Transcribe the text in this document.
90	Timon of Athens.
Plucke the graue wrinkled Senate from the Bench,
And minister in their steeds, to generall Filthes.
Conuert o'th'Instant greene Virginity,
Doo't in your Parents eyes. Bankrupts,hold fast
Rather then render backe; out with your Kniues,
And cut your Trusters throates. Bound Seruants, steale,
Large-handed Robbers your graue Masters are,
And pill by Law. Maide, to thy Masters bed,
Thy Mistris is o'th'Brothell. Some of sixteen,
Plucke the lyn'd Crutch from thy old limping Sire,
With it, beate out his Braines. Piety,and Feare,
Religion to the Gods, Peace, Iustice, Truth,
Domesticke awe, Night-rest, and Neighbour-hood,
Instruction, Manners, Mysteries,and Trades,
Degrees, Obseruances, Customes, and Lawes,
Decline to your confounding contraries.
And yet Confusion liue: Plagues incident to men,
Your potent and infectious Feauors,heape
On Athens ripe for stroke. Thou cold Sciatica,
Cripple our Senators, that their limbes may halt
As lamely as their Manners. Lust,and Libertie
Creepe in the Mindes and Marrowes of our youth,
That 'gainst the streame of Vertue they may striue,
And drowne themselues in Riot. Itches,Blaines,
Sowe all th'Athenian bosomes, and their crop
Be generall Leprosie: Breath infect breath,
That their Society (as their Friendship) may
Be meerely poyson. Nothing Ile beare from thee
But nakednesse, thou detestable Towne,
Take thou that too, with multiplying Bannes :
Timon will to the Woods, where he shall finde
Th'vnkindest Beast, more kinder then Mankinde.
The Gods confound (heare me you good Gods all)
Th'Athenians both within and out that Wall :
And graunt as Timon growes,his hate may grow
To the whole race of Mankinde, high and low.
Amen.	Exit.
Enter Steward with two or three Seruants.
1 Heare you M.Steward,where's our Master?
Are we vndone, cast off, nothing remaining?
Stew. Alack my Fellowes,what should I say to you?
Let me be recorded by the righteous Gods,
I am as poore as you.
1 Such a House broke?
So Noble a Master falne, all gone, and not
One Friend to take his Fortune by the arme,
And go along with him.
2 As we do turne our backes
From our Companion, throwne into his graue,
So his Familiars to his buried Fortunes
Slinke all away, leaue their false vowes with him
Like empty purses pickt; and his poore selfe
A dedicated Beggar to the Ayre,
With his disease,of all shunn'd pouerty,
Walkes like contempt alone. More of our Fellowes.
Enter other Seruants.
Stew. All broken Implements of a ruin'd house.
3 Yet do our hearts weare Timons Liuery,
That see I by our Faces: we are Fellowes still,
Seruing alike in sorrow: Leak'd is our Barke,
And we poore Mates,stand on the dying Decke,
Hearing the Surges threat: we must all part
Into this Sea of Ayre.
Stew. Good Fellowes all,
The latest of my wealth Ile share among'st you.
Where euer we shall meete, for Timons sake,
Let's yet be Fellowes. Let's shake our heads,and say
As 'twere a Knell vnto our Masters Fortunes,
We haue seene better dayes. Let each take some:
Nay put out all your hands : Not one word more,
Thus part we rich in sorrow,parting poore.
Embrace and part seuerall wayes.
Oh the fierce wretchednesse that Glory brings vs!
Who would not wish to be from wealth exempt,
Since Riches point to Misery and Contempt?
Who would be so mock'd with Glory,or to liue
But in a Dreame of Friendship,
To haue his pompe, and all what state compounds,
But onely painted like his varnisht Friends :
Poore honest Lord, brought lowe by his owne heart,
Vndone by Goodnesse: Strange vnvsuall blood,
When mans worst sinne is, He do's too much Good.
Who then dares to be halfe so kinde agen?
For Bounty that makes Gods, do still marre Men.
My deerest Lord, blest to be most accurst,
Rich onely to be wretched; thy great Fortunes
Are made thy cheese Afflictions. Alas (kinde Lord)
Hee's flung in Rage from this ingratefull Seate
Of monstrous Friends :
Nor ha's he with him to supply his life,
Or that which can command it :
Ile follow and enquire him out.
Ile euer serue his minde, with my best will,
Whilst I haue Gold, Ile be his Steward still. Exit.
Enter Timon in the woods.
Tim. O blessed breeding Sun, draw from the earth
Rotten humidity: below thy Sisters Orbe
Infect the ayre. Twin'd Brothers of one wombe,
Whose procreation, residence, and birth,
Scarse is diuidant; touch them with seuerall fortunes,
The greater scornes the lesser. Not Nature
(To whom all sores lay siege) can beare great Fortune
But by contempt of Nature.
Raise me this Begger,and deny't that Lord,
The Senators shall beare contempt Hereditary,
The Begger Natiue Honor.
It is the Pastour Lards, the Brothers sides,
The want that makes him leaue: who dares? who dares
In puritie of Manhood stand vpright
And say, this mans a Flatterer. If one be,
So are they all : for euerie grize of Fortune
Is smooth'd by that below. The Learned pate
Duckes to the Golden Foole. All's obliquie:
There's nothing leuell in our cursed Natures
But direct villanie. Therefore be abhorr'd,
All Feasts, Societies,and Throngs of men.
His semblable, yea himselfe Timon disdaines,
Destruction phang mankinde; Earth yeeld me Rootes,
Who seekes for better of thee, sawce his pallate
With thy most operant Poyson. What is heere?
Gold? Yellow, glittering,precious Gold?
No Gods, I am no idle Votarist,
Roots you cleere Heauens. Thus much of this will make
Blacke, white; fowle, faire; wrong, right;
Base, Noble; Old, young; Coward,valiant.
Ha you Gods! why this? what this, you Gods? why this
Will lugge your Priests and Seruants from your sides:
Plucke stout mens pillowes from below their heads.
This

Stated goal - Write out all the records above again, exactly as they stand.

Correct response -
Transcribe the text in this document.
90	Timon of Athens.
Plucke the graue wrinkled Senate from the Bench,
And minister in their steeds, to generall Filthes.
Conuert o'th'Instant greene Virginity,
Doo't in your Parents eyes. Bankrupts,hold fast
Rather then render backe; out with your Kniues,
And cut your Trusters throates. Bound Seruants, steale,
Large-handed Robbers your graue Masters are,
And pill by Law. Maide, to thy Masters bed,
Thy Mistris is o'th'Brothell. Some of sixteen,
Plucke the lyn'd Crutch from thy old limping Sire,
With it, beate out his Braines. Piety,and Feare,
Religion to the Gods, Peace, Iustice, Truth,
Domesticke awe, Night-rest, and Neighbour-hood,
Instruction, Manners, Mysteries,and Trades,
Degrees, Obseruances, Customes, and Lawes,
Decline to your confounding contraries.
And yet Confusion liue: Plagues incident to men,
Your potent and infectious Feauors,heape
On Athens ripe for stroke. Thou cold Sciatica,
Cripple our Senators, that their limbes may halt
As lamely as their Manners. Lust,and Libertie
Creepe in the Mindes and Marrowes of our youth,
That 'gainst the streame of Vertue they may striue,
And drowne themselues in Riot. Itches,Blaines,
Sowe all th'Athenian bosomes, and their crop
Be generall Leprosie: Breath infect breath,
That their Society (as their Friendship) may
Be meerely poyson. Nothing Ile beare from thee
But nakednesse, thou detestable Towne,
Take thou that too, with multiplying Bannes :
Timon will to the Woods, where he shall finde
Th'vnkindest Beast, more kinder then Mankinde.
The Gods confound (heare me you good Gods all)
Th'Athenians both within and out that Wall :
And graunt as Timon growes,his hate may grow
To the whole race of Mankinde, high and low.
Amen.	Exit.
Enter Steward with two or three Seruants.
1 Heare you M.Steward,where's our Master?
Are we vndone, cast off, nothing remaining?
Stew. Alack my Fellowes,what should I say to you?
Let me be recorded by the righteous Gods,
I am as poore as you.
1 Such a House broke?
So Noble a Master falne, all gone, and not
One Friend to take his Fortune by the arme,
And go along with him.
2 As we do turne our backes
From our Companion, throwne into his graue,
So his Familiars to his buried Fortunes
Slinke all away, leaue their false vowes with him
Like empty purses pickt; and his poore selfe
A dedicated Beggar to the Ayre,
With his disease,of all shunn'd pouerty,
Walkes like contempt alone. More of our Fellowes.
Enter other Seruants.
Stew. All broken Implements of a ruin'd house.
3 Yet do our hearts weare Timons Liuery,
That see I by our Faces: we are Fellowes still,
Seruing alike in sorrow: Leak'd is our Barke,
And we poore Mates,stand on the dying Decke,
Hearing the Surges threat: we must all part
Into this Sea of Ayre.
Stew. Good Fellowes all,
The latest of my wealth Ile share among'st you.
Where euer we shall meete, for Timons sake,
Let's yet be Fellowes. Let's shake our heads,and say
As 'twere a Knell vnto our Masters Fortunes,
We haue seene better dayes. Let each take some:
Nay put out all your hands : Not one word more,
Thus part we rich in sorrow,parting poore.
Embrace and part seuerall wayes.
Oh the fierce wretchednesse that Glory brings vs!
Who would not wish to be from wealth exempt,
Since Riches point to Misery and Contempt?
Who would be so mock'd with Glory,or to liue
But in a Dreame of Friendship,
To haue his pompe, and all what state compounds,
But onely painted like his varnisht Friends :
Poore honest Lord, brought lowe by his owne heart,
Vndone by Goodnesse: Strange vnvsuall blood,
When mans worst sinne is, He do's too much Good.
Who then dares to be halfe so kinde agen?
For Bounty that makes Gods, do still marre Men.
My deerest Lord, blest to be most accurst,
Rich onely to be wretched; thy great Fortunes
Are made thy cheese Afflictions. Alas (kinde Lord)
Hee's flung in Rage from this ingratefull Seate
Of monstrous Friends :
Nor ha's he with him to supply his life,
Or that which can command it :
Ile follow and enquire him out.
Ile euer serue his minde, with my best will,
Whilst I haue Gold, Ile be his Steward still. Exit.
Enter Timon in the woods.
Tim. O blessed breeding Sun, draw from the earth
Rotten humidity: below thy Sisters Orbe
Infect the ayre. Twin'd Brothers of one wombe,
Whose procreation, residence, and birth,
Scarse is diuidant; touch them with seuerall fortunes,
The greater scornes the lesser. Not Nature
(To whom all sores lay siege) can beare great Fortune
But by contempt of Nature.
Raise me this Begger,and deny't that Lord,
The Senators shall beare contempt Hereditary,
The Begger Natiue Honor.
It is the Pastour Lards, the Brothers sides,
The want that makes him leaue: who dares? who dares
In puritie of Manhood stand vpright
And say, this mans a Flatterer. If one be,
So are they all : for euerie grize of Fortune
Is smooth'd by that below. The Learned pate
Duckes to the Golden Foole. All's obliquie:
There's nothing leuell in our cursed Natures
But direct villanie. Therefore be abhorr'd,
All Feasts, Societies,and Throngs of men.
His semblable, yea himselfe Timon disdaines,
Destruction phang mankinde; Earth yeeld me Rootes,
Who seekes for better of thee, sawce his pallate
With thy most operant Poyson. What is heere?
Gold? Yellow, glittering,precious Gold?
No Gods, I am no idle Votarist,
Roots you cleere Heauens. Thus much of this will make
Blacke, white; fowle, faire; wrong, right;
Base, Noble; Old, young; Coward,valiant.
Ha you Gods! why this? what this, you Gods? why this
Will lugge your Priests and Seruants from your sides:
Plucke stout mens pillowes from below their heads.
This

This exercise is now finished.